▸ **Текст для чтения**:

* * *

Новости

Слово о Средмаше

75 лет назад появилось ведомство, которое до сих пор обеспечивает нашу безопасность.

Ведомство несколько раз меняло свое название. Слово «атомное» появилось совсем недавно. Но в истории страны оно осталось как «Министерство среднего машиностроения», в среде атомщиков его ласково называют «наша Маша». Теперь это – Росатом России.

Днем рождения ПГУ, Средмаша, Минатомпрома, Минатома, Росатома принято считать 20 августа 1945 года, когда было принято «Постановление Государственного Комитета Обороны «О Специальном комитете при ГОКО», подписанное И.В. Сталиным. В нем, в частности, говорилось:

«Государственный Комитет Обороны постановляет:

1.Образовать при ГОКО Специальный комитет в составе:

1.Берия Л.П. (председатель)

2. Маленков Г.М.

3. Вознесенский Н.А.

4.Ванников Б.Л.

5.Завенягин А.П.

* * *

▸ **Извлеченные записи**:
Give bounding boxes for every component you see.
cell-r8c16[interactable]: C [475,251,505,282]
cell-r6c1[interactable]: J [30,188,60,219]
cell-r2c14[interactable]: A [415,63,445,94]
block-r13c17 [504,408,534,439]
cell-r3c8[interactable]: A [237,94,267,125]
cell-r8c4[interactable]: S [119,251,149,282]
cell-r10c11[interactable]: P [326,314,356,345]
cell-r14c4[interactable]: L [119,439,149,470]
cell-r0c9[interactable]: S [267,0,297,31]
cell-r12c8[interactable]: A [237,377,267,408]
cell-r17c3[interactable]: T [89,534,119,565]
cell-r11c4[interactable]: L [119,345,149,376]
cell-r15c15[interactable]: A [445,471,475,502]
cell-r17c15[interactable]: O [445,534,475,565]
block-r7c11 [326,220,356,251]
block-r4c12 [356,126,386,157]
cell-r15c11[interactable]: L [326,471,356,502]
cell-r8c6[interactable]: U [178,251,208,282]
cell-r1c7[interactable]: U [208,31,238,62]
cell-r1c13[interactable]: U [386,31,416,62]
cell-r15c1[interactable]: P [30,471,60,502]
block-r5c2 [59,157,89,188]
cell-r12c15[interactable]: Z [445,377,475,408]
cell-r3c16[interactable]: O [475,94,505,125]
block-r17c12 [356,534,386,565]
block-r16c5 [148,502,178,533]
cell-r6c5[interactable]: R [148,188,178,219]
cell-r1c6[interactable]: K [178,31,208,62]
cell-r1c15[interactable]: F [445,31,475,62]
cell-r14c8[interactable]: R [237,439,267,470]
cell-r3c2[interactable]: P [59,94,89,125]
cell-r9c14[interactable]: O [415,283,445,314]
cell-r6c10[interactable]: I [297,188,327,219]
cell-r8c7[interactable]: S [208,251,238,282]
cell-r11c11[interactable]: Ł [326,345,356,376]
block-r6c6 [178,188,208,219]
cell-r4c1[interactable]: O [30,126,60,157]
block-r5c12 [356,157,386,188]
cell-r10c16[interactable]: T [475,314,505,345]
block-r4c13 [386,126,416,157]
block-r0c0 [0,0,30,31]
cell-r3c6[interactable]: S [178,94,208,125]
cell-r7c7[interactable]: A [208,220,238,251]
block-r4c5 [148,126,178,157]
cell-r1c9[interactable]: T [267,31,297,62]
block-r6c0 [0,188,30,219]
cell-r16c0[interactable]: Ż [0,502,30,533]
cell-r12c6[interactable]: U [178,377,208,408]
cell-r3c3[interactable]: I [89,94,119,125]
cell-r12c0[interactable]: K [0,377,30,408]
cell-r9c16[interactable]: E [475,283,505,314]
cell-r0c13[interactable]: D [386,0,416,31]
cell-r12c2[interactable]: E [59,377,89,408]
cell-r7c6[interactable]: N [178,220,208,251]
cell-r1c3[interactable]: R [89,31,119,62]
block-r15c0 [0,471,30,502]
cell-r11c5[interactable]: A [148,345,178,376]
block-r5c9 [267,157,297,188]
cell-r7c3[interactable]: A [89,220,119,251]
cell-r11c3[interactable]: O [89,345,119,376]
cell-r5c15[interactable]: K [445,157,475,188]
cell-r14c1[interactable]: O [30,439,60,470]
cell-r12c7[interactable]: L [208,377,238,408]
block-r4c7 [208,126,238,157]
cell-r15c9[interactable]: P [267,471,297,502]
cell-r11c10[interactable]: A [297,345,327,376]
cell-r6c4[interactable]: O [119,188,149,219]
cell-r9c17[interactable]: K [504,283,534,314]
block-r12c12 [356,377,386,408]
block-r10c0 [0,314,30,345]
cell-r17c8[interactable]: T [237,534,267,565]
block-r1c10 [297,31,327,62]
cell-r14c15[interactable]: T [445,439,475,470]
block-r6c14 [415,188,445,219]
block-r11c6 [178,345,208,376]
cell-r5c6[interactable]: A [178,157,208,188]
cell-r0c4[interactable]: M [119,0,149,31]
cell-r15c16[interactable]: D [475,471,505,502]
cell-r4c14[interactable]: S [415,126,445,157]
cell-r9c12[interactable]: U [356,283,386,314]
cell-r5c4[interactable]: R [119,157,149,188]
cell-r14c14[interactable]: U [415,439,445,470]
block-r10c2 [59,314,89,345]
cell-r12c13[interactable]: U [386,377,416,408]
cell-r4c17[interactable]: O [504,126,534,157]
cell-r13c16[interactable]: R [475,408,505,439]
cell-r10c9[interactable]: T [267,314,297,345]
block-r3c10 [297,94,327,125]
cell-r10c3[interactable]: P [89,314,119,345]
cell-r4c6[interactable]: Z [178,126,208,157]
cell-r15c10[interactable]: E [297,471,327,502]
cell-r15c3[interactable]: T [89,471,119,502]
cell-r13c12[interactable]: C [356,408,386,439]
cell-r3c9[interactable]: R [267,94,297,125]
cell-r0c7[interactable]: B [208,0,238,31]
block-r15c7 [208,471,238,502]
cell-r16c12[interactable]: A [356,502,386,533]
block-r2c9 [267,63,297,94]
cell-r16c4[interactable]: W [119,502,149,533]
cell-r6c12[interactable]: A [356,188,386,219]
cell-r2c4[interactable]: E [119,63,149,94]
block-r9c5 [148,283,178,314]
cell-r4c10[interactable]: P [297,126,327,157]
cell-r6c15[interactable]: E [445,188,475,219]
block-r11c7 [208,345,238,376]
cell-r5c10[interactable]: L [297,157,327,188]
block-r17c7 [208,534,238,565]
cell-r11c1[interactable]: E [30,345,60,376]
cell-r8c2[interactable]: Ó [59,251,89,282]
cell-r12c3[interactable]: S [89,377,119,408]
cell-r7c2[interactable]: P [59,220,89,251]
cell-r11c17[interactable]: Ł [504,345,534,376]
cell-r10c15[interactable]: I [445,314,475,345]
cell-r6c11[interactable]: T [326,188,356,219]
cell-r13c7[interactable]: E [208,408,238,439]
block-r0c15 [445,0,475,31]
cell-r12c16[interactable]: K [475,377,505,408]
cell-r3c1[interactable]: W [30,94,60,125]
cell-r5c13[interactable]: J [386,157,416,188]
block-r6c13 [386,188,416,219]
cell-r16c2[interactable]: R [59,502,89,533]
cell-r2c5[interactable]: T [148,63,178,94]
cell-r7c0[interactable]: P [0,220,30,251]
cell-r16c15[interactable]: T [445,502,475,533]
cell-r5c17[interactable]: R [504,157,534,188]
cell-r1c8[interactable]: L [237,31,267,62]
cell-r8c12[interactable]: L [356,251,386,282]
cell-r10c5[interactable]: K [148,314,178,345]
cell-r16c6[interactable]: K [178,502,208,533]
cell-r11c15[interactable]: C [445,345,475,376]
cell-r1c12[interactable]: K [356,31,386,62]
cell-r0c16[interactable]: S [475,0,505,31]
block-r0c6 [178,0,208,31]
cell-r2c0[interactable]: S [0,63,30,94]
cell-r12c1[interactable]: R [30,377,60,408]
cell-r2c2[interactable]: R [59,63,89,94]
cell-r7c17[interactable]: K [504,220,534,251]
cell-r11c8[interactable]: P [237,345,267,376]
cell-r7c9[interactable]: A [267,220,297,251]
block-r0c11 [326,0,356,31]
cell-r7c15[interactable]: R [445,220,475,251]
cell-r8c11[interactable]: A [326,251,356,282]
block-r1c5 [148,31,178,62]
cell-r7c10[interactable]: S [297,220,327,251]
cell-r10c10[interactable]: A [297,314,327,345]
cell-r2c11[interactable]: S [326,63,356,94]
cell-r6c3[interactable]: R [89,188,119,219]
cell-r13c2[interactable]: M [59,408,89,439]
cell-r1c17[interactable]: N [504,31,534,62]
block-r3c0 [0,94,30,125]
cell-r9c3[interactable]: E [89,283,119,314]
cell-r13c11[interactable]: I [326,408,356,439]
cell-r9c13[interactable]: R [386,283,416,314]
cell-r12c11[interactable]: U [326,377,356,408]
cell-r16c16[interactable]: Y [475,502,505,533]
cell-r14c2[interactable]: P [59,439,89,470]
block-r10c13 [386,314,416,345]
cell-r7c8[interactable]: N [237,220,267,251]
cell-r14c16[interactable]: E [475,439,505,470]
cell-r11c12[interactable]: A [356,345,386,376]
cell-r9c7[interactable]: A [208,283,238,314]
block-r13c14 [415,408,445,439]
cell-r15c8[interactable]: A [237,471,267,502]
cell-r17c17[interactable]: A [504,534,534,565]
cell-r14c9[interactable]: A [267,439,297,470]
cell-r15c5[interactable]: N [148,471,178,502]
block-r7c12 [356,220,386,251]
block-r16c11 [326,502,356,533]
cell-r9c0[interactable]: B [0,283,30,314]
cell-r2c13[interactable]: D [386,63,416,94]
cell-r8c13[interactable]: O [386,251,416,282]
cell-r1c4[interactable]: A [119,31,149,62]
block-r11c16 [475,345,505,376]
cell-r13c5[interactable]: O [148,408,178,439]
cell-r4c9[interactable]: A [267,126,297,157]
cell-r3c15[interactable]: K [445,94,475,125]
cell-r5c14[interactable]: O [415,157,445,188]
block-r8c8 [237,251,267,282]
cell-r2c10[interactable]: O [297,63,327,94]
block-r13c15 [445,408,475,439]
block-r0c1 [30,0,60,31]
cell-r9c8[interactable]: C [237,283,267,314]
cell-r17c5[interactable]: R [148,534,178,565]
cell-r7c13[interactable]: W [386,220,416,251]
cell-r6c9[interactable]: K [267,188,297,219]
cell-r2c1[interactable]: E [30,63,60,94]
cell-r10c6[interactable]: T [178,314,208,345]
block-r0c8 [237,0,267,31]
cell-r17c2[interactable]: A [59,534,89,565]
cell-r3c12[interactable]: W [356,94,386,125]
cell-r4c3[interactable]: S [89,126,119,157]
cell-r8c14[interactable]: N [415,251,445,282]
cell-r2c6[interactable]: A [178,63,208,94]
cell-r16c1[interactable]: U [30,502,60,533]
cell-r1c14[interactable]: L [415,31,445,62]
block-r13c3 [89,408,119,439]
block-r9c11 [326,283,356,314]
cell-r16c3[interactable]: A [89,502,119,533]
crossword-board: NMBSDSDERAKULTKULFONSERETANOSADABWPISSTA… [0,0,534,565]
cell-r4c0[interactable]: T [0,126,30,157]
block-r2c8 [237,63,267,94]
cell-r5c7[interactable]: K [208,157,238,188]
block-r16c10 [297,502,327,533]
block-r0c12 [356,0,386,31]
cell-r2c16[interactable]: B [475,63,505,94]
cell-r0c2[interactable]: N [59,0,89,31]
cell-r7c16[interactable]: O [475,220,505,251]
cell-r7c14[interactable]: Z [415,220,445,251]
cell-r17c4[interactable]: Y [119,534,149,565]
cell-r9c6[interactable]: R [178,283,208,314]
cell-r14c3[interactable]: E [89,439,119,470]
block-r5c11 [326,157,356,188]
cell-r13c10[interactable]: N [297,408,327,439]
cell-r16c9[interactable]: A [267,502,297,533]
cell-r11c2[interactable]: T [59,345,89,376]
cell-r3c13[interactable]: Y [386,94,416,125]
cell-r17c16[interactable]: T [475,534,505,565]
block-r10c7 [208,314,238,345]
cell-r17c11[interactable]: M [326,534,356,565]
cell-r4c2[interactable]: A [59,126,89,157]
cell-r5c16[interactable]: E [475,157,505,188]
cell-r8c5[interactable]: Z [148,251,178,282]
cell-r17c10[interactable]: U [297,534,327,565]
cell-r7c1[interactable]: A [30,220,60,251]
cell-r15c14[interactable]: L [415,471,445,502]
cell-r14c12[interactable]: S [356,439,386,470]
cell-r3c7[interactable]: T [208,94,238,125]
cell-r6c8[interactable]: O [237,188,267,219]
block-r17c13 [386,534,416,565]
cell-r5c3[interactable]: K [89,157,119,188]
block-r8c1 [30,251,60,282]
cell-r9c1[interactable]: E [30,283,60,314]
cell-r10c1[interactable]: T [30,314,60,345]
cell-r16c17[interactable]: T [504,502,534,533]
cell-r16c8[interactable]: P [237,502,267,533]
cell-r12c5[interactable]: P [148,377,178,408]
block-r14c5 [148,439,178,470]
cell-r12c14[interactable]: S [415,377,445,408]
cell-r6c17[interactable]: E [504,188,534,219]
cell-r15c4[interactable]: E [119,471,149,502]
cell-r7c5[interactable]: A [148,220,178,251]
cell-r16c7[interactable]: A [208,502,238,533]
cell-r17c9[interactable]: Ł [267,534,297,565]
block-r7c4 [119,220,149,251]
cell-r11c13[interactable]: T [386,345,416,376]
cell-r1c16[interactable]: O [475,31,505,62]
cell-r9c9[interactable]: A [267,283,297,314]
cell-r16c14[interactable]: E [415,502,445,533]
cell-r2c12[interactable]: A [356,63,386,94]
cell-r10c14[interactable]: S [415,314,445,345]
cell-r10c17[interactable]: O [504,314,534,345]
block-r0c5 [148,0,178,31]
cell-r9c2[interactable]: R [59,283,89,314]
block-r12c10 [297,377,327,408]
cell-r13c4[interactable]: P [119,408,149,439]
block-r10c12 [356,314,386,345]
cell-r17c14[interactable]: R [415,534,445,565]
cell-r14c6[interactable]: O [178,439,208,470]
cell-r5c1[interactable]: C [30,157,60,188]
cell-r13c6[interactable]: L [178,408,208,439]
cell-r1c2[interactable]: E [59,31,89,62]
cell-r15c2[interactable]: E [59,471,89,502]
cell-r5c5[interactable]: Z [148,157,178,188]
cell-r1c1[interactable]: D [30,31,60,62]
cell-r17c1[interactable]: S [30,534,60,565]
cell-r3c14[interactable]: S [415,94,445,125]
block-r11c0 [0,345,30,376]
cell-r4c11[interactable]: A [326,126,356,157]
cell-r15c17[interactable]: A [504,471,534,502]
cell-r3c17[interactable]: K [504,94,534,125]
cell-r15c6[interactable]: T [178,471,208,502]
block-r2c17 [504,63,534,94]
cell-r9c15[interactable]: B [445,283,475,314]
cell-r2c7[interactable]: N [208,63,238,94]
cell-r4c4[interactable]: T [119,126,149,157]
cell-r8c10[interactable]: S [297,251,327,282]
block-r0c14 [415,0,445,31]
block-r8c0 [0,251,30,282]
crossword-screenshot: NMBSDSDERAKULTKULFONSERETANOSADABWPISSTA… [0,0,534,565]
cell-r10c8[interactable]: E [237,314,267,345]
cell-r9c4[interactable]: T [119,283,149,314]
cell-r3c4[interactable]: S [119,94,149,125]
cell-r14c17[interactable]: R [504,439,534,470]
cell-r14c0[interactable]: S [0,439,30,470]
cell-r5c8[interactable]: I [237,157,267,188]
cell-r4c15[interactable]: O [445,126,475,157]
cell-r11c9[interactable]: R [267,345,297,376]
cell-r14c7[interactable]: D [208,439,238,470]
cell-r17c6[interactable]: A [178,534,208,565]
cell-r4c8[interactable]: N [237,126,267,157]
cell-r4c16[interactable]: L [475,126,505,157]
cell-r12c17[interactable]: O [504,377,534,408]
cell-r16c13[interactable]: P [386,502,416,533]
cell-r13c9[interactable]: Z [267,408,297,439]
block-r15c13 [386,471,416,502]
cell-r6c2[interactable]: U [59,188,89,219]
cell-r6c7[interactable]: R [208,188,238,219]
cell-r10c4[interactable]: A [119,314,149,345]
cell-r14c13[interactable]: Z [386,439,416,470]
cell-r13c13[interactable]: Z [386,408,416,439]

* * *

▸ **Что нужно сделать**:
1. Перечислите все названия ведомства, днем рождения которых, согласно статье о Средмаше, принято считать 20 августа 1945 года.
2. Повторите дословно фрагмент статьи о Средмаше, начиная со слов «Ведомство несколько раз» и далее вплоть до слов «3. Вознесенский Н.А.».
3. Объясните по статье о Средмаше, почему днем рождения ведомства принято считать 20 августа 1945 года.

▸ **Ответы по заданиям**:
1. ПГУ, Средмаш, Минатомпром, Минатом, Росатом.

2.
Ведомство несколько раз меняло свое название. Слово «атомное» появилось совсем недавно. Но в истории страны оно осталось как «Министерство среднего машиностроения», в среде атомщиков его ласково называют «наша Маша». Теперь это – Росатом России.

Днем рождения ПГУ, Средмаша, Минатомпрома, Минатома, Росатома принято считать 20 августа 1945 года, когда было принято «Постановление Государственного Комитета Обороны «О Специальном комитете при ГОКО», подписанное И.В. Сталиным. В нем, в частности, говорилось:

«Государственный Комитет Обороны постановляет:

1.Образовать при ГОКО Специальный комитет в составе:

1.Берия Л.П. (председатель)

2. Маленков Г.М.

3. Вознесенский Н.А.

3. В этот день было принято постановление Государственного Комитета Обороны «О Специальном комитете при ГОКО», подписанное И.В. Сталиным.